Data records

-- START --

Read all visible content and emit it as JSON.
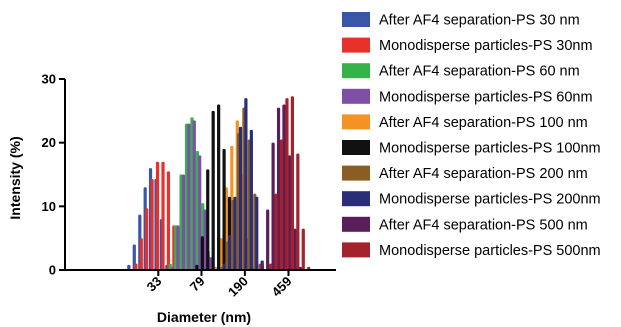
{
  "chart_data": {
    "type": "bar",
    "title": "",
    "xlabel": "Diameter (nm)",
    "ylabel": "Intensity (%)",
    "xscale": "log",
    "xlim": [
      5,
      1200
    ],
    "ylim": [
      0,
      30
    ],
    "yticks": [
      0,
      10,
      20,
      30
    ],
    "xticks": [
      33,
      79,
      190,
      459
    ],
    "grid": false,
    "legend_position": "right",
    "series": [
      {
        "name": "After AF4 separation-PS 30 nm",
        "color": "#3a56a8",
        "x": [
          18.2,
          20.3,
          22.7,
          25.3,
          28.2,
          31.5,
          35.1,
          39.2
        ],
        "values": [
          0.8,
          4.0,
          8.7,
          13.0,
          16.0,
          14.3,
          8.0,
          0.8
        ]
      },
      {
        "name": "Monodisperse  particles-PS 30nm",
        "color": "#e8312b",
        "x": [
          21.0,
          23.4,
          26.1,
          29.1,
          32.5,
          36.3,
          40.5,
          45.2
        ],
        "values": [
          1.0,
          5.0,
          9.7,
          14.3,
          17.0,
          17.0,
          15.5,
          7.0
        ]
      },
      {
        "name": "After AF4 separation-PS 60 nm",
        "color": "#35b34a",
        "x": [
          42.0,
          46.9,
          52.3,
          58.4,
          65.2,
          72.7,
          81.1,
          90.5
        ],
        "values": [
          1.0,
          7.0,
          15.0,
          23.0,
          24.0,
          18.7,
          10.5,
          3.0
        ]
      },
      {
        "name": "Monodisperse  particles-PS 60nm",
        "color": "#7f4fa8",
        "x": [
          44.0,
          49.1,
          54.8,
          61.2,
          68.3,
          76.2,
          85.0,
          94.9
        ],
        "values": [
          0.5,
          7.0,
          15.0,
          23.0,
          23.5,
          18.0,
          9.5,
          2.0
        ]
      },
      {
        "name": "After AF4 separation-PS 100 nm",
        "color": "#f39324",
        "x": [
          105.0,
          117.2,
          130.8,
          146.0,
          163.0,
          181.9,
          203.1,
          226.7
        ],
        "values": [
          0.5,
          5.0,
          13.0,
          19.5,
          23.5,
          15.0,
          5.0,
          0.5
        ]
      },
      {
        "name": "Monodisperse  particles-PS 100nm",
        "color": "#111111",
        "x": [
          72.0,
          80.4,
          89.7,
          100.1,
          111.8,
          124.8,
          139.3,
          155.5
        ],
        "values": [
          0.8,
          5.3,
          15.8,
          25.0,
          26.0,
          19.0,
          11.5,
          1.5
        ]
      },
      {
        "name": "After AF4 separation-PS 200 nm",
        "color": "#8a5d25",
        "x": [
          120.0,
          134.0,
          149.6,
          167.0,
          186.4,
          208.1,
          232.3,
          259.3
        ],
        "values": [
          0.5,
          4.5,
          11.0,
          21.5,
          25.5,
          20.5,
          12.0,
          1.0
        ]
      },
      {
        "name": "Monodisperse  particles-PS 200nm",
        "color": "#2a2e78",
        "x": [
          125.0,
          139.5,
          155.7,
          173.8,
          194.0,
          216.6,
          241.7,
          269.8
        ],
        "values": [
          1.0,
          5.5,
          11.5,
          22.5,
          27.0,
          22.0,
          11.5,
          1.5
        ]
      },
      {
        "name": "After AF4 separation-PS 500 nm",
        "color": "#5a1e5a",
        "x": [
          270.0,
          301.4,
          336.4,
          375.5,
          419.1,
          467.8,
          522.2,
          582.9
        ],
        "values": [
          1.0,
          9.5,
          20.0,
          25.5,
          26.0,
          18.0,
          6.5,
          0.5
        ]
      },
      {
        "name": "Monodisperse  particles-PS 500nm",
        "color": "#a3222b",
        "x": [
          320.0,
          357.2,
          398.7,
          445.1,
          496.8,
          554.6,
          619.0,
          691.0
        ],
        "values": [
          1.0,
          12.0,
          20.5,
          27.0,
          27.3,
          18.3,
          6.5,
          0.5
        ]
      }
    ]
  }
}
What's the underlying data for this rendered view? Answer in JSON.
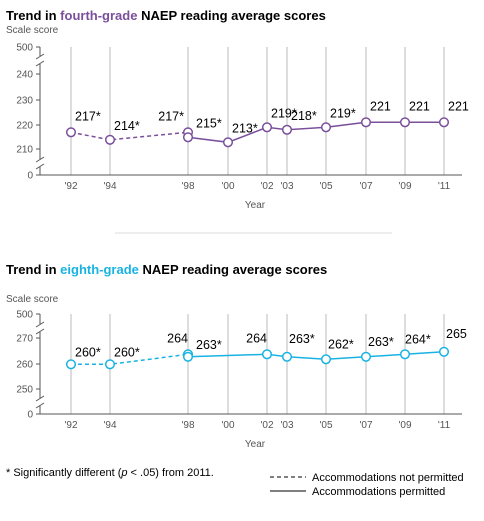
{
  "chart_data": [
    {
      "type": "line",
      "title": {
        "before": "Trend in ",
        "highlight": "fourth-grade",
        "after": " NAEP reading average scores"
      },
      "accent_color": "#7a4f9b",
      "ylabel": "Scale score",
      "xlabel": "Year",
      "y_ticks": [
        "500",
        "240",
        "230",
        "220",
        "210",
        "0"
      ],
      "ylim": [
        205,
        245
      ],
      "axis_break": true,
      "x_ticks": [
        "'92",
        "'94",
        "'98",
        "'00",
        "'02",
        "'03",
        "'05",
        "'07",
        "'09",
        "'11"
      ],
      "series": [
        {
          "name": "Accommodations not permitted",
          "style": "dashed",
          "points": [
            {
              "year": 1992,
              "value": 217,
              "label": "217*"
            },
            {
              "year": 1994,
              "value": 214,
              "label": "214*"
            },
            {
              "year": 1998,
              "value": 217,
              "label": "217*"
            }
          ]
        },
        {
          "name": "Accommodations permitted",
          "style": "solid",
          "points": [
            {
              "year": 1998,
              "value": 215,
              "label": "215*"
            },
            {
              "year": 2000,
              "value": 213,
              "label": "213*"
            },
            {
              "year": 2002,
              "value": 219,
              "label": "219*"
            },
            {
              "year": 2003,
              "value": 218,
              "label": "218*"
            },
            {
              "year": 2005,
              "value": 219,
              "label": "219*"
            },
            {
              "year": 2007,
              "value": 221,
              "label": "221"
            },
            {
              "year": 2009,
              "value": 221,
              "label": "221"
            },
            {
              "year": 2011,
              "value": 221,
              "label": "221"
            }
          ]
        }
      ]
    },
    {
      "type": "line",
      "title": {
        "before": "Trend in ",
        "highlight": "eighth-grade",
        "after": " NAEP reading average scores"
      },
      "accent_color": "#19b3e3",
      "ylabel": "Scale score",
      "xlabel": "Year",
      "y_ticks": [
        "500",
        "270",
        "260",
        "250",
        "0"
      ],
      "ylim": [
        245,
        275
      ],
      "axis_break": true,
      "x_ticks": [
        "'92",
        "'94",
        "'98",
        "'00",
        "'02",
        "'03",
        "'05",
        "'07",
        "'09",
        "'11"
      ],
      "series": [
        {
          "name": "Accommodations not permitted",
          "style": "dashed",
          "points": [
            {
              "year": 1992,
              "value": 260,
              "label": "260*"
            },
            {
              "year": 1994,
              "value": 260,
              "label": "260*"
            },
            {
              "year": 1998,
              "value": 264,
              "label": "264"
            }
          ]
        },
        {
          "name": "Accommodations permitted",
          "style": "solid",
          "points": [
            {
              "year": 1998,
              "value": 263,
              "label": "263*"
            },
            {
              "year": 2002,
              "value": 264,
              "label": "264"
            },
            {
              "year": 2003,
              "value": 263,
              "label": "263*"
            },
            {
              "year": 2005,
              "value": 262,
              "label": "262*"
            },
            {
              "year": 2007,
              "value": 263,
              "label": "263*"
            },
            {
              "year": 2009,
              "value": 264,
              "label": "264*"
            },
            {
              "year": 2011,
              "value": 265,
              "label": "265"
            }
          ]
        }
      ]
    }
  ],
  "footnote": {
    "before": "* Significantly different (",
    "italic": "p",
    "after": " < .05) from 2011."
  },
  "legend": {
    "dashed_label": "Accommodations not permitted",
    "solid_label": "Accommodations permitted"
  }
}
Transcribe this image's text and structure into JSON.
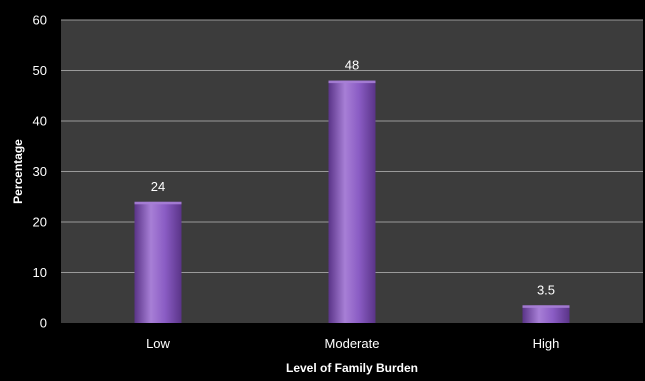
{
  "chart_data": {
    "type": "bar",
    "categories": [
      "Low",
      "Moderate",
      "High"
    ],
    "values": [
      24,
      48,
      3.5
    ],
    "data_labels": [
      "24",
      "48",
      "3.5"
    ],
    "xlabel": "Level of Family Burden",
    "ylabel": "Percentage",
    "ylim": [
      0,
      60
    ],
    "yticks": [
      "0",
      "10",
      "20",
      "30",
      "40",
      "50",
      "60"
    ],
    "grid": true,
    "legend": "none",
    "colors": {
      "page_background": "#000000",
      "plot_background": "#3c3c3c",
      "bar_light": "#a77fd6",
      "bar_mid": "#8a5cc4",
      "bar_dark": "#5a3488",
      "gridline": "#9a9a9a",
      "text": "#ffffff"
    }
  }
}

-- END --

Select every line in the material above where the string "JSON" occurs, and copy it.

- **RESPONSE FOR THIS EXERCISE**
Read all visible content and emit it as JSON.
What's the underlying data for this rendered view? Answer in JSON.
Transcribe this image's text and structure into JSON.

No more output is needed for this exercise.